### Given request
Nothing other than the lines from the one containing "Give me a plain-text" through the close of the entries below should be printed, each exactly.

### Information shown
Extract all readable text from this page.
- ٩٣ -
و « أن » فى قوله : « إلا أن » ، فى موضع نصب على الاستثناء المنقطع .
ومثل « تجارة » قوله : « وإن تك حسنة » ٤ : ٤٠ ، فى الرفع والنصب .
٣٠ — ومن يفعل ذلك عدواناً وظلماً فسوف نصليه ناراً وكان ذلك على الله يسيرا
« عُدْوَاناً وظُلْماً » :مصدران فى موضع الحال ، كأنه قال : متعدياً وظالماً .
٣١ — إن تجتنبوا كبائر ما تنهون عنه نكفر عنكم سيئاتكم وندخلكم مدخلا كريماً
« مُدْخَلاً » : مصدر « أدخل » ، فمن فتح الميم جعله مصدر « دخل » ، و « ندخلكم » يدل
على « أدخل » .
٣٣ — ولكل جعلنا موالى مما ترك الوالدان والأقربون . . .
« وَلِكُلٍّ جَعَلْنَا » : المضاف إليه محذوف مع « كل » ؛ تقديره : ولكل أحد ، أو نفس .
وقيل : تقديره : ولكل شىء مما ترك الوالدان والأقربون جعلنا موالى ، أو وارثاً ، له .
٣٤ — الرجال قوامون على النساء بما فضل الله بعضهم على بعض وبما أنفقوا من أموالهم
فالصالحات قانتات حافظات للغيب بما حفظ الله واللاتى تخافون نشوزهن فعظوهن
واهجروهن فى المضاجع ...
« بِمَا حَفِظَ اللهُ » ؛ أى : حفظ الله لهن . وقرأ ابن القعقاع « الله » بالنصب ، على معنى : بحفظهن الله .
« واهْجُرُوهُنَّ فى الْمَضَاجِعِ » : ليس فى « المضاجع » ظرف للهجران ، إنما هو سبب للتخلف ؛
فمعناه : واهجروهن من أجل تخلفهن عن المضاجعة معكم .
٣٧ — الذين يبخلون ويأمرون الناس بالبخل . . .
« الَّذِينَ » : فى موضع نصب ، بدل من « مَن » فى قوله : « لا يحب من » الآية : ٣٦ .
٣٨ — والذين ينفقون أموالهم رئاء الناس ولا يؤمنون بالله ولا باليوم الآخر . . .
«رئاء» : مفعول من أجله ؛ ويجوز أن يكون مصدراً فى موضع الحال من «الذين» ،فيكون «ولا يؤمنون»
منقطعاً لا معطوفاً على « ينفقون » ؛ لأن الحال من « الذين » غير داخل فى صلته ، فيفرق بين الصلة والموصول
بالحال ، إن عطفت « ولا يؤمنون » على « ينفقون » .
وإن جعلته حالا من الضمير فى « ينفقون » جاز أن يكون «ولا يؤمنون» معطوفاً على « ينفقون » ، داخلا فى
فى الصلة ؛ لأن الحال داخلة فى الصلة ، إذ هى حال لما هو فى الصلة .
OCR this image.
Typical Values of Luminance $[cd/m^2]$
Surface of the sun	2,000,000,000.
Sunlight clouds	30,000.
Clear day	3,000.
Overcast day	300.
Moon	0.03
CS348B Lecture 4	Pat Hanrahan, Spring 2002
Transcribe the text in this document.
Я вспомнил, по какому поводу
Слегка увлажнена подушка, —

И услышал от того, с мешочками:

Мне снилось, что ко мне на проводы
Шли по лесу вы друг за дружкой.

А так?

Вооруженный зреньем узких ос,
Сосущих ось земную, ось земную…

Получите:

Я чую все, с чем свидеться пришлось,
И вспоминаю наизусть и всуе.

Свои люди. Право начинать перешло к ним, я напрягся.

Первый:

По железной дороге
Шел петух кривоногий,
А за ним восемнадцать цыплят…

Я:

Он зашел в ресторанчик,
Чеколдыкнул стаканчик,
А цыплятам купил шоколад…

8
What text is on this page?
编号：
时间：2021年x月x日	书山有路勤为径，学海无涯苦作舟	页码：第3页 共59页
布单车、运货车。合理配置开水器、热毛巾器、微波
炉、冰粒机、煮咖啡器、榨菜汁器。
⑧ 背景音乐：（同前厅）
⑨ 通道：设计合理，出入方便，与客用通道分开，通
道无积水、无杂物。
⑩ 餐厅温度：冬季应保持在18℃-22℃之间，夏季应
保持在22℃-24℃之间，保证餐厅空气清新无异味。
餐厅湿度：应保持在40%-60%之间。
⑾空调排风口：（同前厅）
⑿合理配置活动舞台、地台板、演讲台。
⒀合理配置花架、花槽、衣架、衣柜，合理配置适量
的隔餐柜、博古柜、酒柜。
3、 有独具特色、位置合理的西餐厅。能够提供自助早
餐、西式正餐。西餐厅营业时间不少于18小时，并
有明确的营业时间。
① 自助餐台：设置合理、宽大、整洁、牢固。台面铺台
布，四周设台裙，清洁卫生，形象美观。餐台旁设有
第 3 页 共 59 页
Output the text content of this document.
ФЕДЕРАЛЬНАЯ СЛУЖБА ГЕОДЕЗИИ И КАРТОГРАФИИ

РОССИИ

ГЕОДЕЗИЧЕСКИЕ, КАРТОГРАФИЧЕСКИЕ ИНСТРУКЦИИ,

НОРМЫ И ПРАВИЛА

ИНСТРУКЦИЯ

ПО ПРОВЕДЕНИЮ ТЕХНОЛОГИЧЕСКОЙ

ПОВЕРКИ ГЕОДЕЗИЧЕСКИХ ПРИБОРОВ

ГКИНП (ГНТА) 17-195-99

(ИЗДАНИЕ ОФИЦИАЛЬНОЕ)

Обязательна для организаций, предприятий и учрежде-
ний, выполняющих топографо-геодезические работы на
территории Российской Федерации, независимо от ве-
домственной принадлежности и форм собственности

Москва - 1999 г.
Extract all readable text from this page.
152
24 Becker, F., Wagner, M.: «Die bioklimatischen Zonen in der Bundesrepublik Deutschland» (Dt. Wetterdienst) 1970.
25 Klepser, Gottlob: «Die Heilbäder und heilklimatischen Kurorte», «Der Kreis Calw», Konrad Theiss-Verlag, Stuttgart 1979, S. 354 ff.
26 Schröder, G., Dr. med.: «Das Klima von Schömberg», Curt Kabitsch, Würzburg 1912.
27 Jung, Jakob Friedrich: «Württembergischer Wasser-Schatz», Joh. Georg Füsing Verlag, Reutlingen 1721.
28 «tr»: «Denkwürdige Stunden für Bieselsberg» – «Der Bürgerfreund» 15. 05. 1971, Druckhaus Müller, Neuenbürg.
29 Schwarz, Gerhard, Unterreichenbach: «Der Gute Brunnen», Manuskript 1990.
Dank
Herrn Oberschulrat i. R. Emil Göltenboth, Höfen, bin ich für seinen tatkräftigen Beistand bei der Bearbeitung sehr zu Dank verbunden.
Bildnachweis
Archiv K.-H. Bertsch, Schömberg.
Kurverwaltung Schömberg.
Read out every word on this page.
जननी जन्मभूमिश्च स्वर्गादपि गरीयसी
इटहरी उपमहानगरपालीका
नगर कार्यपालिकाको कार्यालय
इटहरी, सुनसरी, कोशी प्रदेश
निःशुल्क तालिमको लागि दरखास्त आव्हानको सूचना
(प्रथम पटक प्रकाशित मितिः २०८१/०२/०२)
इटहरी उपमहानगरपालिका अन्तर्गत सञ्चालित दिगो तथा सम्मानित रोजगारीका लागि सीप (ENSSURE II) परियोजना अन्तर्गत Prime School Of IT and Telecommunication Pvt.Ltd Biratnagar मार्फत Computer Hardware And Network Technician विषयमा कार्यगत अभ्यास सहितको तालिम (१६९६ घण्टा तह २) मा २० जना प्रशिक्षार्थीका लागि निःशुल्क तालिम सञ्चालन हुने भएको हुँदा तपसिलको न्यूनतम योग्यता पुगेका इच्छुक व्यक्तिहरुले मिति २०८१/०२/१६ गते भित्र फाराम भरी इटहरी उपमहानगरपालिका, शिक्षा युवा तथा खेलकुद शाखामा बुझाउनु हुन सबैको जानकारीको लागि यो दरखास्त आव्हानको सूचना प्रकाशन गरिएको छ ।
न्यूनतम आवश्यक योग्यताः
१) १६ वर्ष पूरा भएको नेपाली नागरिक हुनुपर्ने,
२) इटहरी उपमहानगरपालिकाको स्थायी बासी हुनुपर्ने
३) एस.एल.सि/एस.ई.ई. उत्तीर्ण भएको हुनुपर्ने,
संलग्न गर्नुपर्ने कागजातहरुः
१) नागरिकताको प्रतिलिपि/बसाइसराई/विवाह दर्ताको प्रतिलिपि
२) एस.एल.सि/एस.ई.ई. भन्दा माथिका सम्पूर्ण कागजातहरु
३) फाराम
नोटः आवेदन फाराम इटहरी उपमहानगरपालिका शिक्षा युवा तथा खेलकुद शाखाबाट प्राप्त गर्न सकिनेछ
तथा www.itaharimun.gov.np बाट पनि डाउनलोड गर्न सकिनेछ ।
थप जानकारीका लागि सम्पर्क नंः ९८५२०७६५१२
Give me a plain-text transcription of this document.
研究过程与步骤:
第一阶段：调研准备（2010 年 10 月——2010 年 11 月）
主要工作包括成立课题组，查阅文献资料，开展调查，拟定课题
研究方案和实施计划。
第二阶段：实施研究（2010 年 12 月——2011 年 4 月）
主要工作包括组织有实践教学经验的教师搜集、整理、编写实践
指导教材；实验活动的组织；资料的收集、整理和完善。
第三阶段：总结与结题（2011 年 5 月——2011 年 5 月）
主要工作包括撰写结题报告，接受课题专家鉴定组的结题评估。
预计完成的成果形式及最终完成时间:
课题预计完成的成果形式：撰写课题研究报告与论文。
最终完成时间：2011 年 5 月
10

### The reply
Give me a plain-text transcription of this document.
研究过程与步骤:
第一阶段：调研准备（2010 年 10 月——2010 年 11 月）
主要工作包括成立课题组，查阅文献资料，开展调查，拟定课题
研究方案和实施计划。
第二阶段：实施研究（2010 年 12 月——2011 年 4 月）
主要工作包括组织有实践教学经验的教师搜集、整理、编写实践
指导教材；实验活动的组织；资料的收集、整理和完善。
第三阶段：总结与结题（2011 年 5 月——2011 年 5 月）
主要工作包括撰写结题报告，接受课题专家鉴定组的结题评估。
预计完成的成果形式及最终完成时间:
课题预计完成的成果形式：撰写课题研究报告与论文。
最终完成时间：2011 年 5 月
10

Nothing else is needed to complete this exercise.